[Collected data]

§ §

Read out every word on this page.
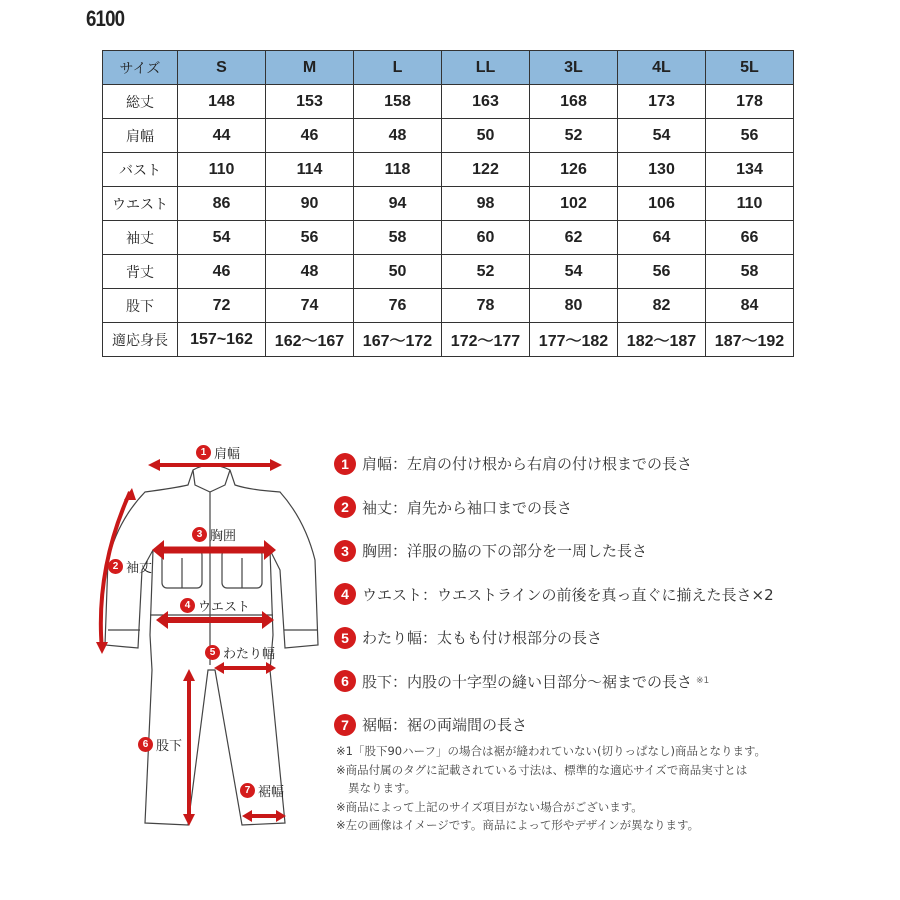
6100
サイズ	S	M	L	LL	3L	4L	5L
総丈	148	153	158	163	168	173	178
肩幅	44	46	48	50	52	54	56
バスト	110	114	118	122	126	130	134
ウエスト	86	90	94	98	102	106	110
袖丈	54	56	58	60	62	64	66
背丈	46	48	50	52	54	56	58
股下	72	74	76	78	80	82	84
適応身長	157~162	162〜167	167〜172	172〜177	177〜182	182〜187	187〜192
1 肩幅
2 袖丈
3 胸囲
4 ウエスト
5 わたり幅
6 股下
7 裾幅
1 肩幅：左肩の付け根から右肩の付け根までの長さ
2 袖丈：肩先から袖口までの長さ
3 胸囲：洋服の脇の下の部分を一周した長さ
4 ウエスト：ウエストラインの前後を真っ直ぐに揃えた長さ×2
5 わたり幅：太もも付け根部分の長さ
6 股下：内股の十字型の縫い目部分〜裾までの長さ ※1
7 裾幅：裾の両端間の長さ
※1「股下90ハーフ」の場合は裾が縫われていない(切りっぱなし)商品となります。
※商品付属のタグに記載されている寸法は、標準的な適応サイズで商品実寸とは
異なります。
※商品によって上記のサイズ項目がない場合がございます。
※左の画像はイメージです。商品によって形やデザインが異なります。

§ §

Required task:
Quote the data above in full, leaving out the pictures it holds.

Answer in full:
Read out every word on this page.
6100
サイズ	S	M	L	LL	3L	4L	5L
総丈	148	153	158	163	168	173	178
肩幅	44	46	48	50	52	54	56
バスト	110	114	118	122	126	130	134
ウエスト	86	90	94	98	102	106	110
袖丈	54	56	58	60	62	64	66
背丈	46	48	50	52	54	56	58
股下	72	74	76	78	80	82	84
適応身長	157~162	162〜167	167〜172	172〜177	177〜182	182〜187	187〜192
1 肩幅
2 袖丈
3 胸囲
4 ウエスト
5 わたり幅
6 股下
7 裾幅
1 肩幅：左肩の付け根から右肩の付け根までの長さ
2 袖丈：肩先から袖口までの長さ
3 胸囲：洋服の脇の下の部分を一周した長さ
4 ウエスト：ウエストラインの前後を真っ直ぐに揃えた長さ×2
5 わたり幅：太もも付け根部分の長さ
6 股下：内股の十字型の縫い目部分〜裾までの長さ ※1
7 裾幅：裾の両端間の長さ
※1「股下90ハーフ」の場合は裾が縫われていない(切りっぱなし)商品となります。
※商品付属のタグに記載されている寸法は、標準的な適応サイズで商品実寸とは
異なります。
※商品によって上記のサイズ項目がない場合がございます。
※左の画像はイメージです。商品によって形やデザインが異なります。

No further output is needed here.